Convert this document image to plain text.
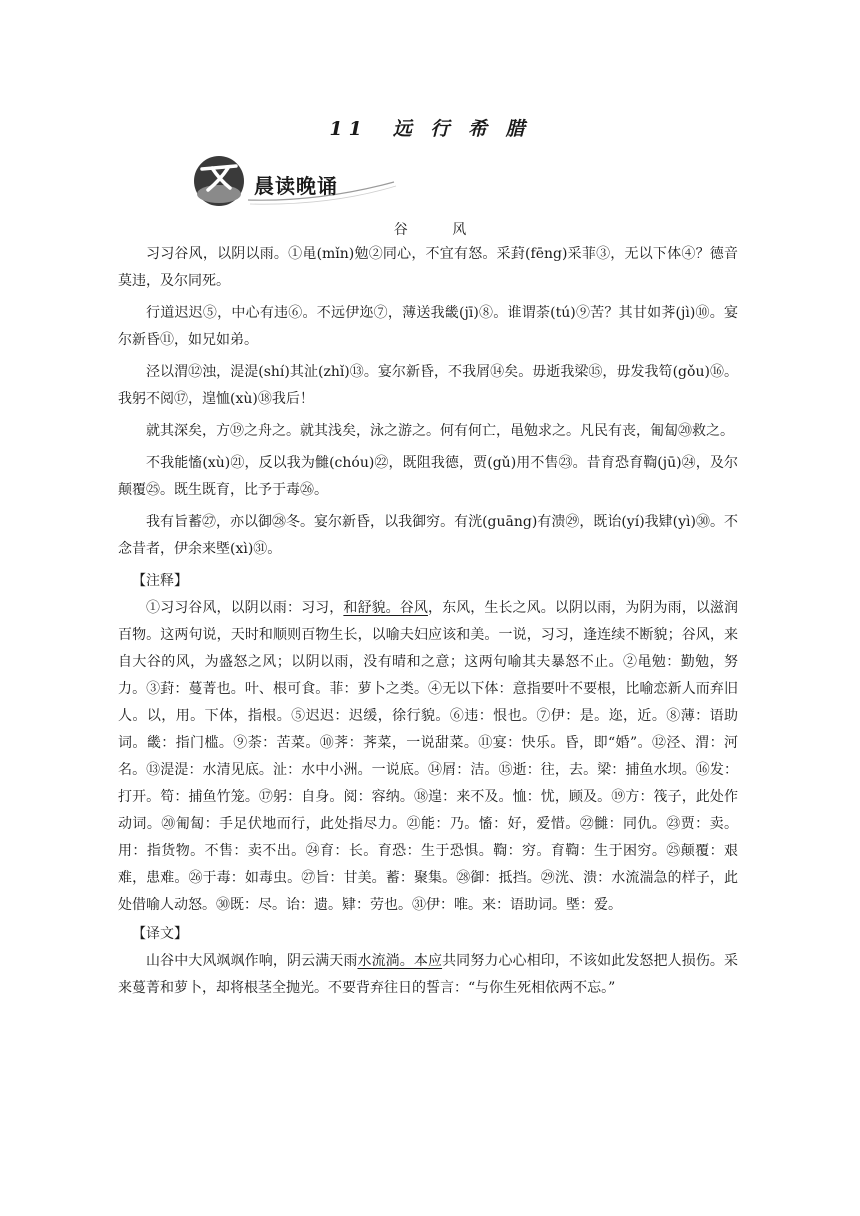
11　远 行 希 腊
晨读晚诵
谷 风

习习谷风，以阴以雨。①黾(mǐn)勉②同心，不宜有怒。采葑(fēng)采菲③，无以下体④？德音莫违，及尔同死。

行道迟迟⑤，中心有违⑥。不远伊迩⑦，薄送我畿(jī)⑧。谁谓荼(tú)⑨苦？其甘如荠(jì)⑩。宴尔新昏⑪，如兄如弟。

泾以渭⑫浊，湜湜(shí)其沚(zhǐ)⑬。宴尔新昏，不我屑⑭矣。毋逝我梁⑮，毋发我笱(gǒu)⑯。我躬不阅⑰，遑恤(xù)⑱我后！

就其深矣，方⑲之舟之。就其浅矣，泳之游之。何有何亡，黾勉求之。凡民有丧，匍匐⑳救之。

不我能慉(xù)㉑，反以我为雠(chóu)㉒，既阻我德，贾(gǔ)用不售㉓。昔育恐育鞫(jū)㉔，及尔颠覆㉕。既生既育，比予于毒㉖。

我有旨蓄㉗，亦以御㉘冬。宴尔新昏，以我御穷。有洸(guāng)有溃㉙，既诒(yí)我肄(yì)㉚。不念昔者，伊余来塈(xì)㉛。

【注释】

①习习谷风，以阴以雨：习习，和舒貌。谷风，东风，生长之风。以阴以雨，为阴为雨，以滋润百物。这两句说，天时和顺则百物生长，以喻夫妇应该和美。一说，习习，逢连续不断貌；谷风，来自大谷的风，为盛怒之风；以阴以雨，没有晴和之意；这两句喻其夫暴怒不止。②黾勉：勤勉，努力。③葑：蔓菁也。叶、根可食。菲：萝卜之类。④无以下体：意指要叶不要根，比喻恋新人而弃旧人。以，用。下体，指根。⑤迟迟：迟缓，徐行貌。⑥违：恨也。⑦伊：是。迩，近。⑧薄：语助词。畿：指门槛。⑨荼：苦菜。⑩荠：荠菜，一说甜菜。⑪宴：快乐。昏，即“婚”。⑫泾、渭：河名。⑬湜湜：水清见底。沚：水中小洲。一说底。⑭屑：洁。⑮逝：往，去。梁：捕鱼水坝。⑯发：打开。笱：捕鱼竹笼。⑰躬：自身。阅：容纳。⑱遑：来不及。恤：忧，顾及。⑲方：筏子，此处作动词。⑳匍匐：手足伏地而行，此处指尽力。㉑能：乃。慉：好，爱惜。㉒雠：同仇。㉓贾：卖。用：指货物。不售：卖不出。㉔育：长。育恐：生于恐惧。鞫：穷。育鞫：生于困穷。㉕颠覆：艰难，患难。㉖于毒：如毒虫。㉗旨：甘美。蓄：聚集。㉘御：抵挡。㉙洸、溃：水流湍急的样子，此处借喻人动怒。㉚既：尽。诒：遗。肄：劳也。㉛伊：唯。来：语助词。塈：爱。

【译文】

山谷中大风飒飒作响，阴云满天雨水流淌。本应共同努力心心相印，不该如此发怒把人损伤。采来蔓菁和萝卜，却将根茎全抛光。不要背弃往日的誓言：“与你生死相依两不忘。”
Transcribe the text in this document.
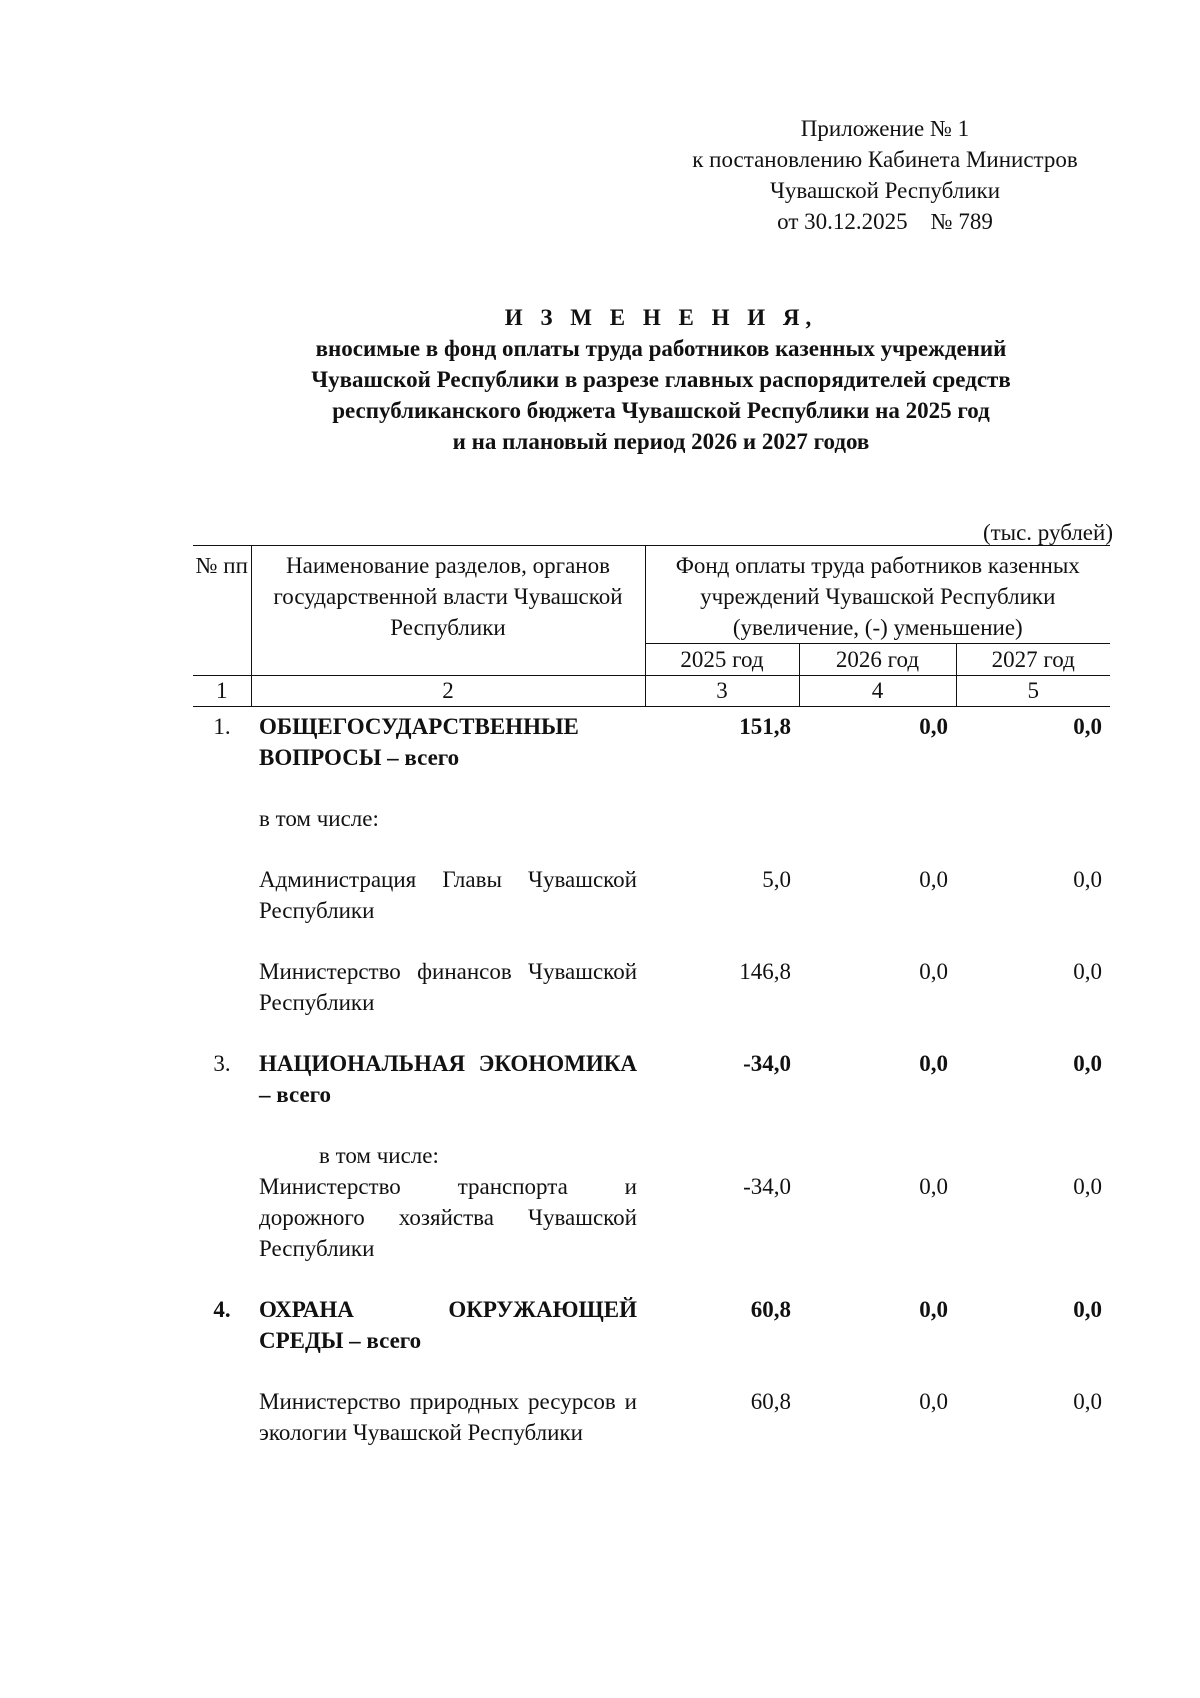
Приложение № 1
к постановлению Кабинета Министров
Чувашской Республики
от 30.12.2025    № 789
И З М Е Н Е Н И Я,
вносимые в фонд оплаты труда работников казенных учреждений
Чувашской Республики в разрезе главных распорядителей средств
республиканского бюджета Чувашской Республики на 2025 год
и на плановый период 2026 и 2027 годов
(тыс. рублей)
№ пп	Наименование разделов, органов государственной власти Чувашской Республики	Фонд оплаты труда работников казенных учреждений Чувашской Республики (увеличение, (-) уменьшение)		
		2025 год	2026 год	2027 год
1	2	3	4	5
1.	ОБЩЕГОСУДАРСТВЕННЫЕ ВОПРОСЫ – всего	151,8	0,0	0,0

	в том числе:			

	Администрация Главы Чувашской Республики	5,0	0,0	0,0

	Министерство финансов Чувашской Республики	146,8	0,0	0,0

3.	НАЦИОНАЛЬНАЯ ЭКОНОМИКА – всего	-34,0	0,0	0,0

	в том числе:			
	Министерство транспорта и дорожного хозяйства Чувашской Республики	-34,0	0,0	0,0

4.	ОХРАНА ОКРУЖАЮЩЕЙ СРЕДЫ – всего	60,8	0,0	0,0

	Министерство природных ресурсов и экологии Чувашской Республики	60,8	0,0	0,0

────────────────

What is expected -> Scan the listing above. Gather each line that contains the word "Министерство".

The output ->
	Министерство финансов Чувашской Республики	146,8	0,0	0,0
	Министерство транспорта и дорожного хозяйства Чувашской Республики	-34,0	0,0	0,0
	Министерство природных ресурсов и экологии Чувашской Республики	60,8	0,0	0,0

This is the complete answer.